Given records:

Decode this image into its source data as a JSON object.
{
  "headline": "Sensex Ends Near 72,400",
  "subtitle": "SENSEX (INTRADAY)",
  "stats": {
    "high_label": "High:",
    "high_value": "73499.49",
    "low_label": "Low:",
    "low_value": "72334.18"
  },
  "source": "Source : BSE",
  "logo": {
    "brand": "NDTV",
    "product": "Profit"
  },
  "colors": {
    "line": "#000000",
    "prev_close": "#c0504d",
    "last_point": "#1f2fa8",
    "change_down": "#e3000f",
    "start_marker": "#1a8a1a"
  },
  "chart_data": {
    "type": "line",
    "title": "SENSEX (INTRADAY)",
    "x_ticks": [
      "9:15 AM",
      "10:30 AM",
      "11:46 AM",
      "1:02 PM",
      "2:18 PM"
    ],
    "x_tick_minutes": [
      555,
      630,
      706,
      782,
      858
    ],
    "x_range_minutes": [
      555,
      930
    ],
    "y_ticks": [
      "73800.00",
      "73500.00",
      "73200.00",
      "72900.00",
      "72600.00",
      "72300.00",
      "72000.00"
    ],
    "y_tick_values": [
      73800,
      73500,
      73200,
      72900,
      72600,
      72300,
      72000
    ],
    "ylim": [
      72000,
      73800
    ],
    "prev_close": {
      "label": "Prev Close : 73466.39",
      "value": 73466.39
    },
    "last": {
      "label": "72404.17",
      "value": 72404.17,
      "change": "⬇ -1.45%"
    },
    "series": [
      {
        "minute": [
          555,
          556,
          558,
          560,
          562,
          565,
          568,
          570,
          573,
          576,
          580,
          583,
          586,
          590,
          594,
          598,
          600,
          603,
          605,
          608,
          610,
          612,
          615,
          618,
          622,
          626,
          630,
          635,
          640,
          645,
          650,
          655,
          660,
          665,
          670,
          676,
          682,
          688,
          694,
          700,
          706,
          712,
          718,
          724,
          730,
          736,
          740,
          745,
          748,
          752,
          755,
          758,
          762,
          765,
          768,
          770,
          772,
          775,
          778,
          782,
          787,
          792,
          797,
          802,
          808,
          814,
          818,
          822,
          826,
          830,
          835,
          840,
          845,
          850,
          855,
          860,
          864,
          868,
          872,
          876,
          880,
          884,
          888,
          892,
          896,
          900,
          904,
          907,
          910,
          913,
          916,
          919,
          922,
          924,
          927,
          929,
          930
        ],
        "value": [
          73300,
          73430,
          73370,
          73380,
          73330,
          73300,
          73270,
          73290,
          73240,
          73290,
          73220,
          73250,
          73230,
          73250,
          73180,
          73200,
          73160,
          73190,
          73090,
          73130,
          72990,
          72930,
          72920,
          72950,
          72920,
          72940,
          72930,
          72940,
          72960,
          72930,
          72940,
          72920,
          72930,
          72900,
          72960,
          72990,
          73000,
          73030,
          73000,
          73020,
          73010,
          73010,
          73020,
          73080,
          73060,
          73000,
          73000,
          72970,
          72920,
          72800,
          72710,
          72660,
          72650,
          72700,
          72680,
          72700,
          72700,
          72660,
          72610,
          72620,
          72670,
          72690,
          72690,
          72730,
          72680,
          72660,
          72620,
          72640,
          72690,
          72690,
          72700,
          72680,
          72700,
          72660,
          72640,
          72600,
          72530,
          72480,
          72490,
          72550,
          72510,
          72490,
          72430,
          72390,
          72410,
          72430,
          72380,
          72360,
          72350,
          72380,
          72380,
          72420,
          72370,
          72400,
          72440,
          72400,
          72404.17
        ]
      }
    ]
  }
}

The problem:
Nothing in the listing may be changed; retype it all exactly.

In response:
Decode this image into its source data as a JSON object.
{
  "headline": "Sensex Ends Near 72,400",
  "subtitle": "SENSEX (INTRADAY)",
  "stats": {
    "high_label": "High:",
    "high_value": "73499.49",
    "low_label": "Low:",
    "low_value": "72334.18"
  },
  "source": "Source : BSE",
  "logo": {
    "brand": "NDTV",
    "product": "Profit"
  },
  "colors": {
    "line": "#000000",
    "prev_close": "#c0504d",
    "last_point": "#1f2fa8",
    "change_down": "#e3000f",
    "start_marker": "#1a8a1a"
  },
  "chart_data": {
    "type": "line",
    "title": "SENSEX (INTRADAY)",
    "x_ticks": [
      "9:15 AM",
      "10:30 AM",
      "11:46 AM",
      "1:02 PM",
      "2:18 PM"
    ],
    "x_tick_minutes": [
      555,
      630,
      706,
      782,
      858
    ],
    "x_range_minutes": [
      555,
      930
    ],
    "y_ticks": [
      "73800.00",
      "73500.00",
      "73200.00",
      "72900.00",
      "72600.00",
      "72300.00",
      "72000.00"
    ],
    "y_tick_values": [
      73800,
      73500,
      73200,
      72900,
      72600,
      72300,
      72000
    ],
    "ylim": [
      72000,
      73800
    ],
    "prev_close": {
      "label": "Prev Close : 73466.39",
      "value": 73466.39
    },
    "last": {
      "label": "72404.17",
      "value": 72404.17,
      "change": "⬇ -1.45%"
    },
    "series": [
      {
        "minute": [
          555,
          556,
          558,
          560,
          562,
          565,
          568,
          570,
          573,
          576,
          580,
          583,
          586,
          590,
          594,
          598,
          600,
          603,
          605,
          608,
          610,
          612,
          615,
          618,
          622,
          626,
          630,
          635,
          640,
          645,
          650,
          655,
          660,
          665,
          670,
          676,
          682,
          688,
          694,
          700,
          706,
          712,
          718,
          724,
          730,
          736,
          740,
          745,
          748,
          752,
          755,
          758,
          762,
          765,
          768,
          770,
          772,
          775,
          778,
          782,
          787,
          792,
          797,
          802,
          808,
          814,
          818,
          822,
          826,
          830,
          835,
          840,
          845,
          850,
          855,
          860,
          864,
          868,
          872,
          876,
          880,
          884,
          888,
          892,
          896,
          900,
          904,
          907,
          910,
          913,
          916,
          919,
          922,
          924,
          927,
          929,
          930
        ],
        "value": [
          73300,
          73430,
          73370,
          73380,
          73330,
          73300,
          73270,
          73290,
          73240,
          73290,
          73220,
          73250,
          73230,
          73250,
          73180,
          73200,
          73160,
          73190,
          73090,
          73130,
          72990,
          72930,
          72920,
          72950,
          72920,
          72940,
          72930,
          72940,
          72960,
          72930,
          72940,
          72920,
          72930,
          72900,
          72960,
          72990,
          73000,
          73030,
          73000,
          73020,
          73010,
          73010,
          73020,
          73080,
          73060,
          73000,
          73000,
          72970,
          72920,
          72800,
          72710,
          72660,
          72650,
          72700,
          72680,
          72700,
          72700,
          72660,
          72610,
          72620,
          72670,
          72690,
          72690,
          72730,
          72680,
          72660,
          72620,
          72640,
          72690,
          72690,
          72700,
          72680,
          72700,
          72660,
          72640,
          72600,
          72530,
          72480,
          72490,
          72550,
          72510,
          72490,
          72430,
          72390,
          72410,
          72430,
          72380,
          72360,
          72350,
          72380,
          72380,
          72420,
          72370,
          72400,
          72440,
          72400,
          72404.17
        ]
      }
    ]
  }
}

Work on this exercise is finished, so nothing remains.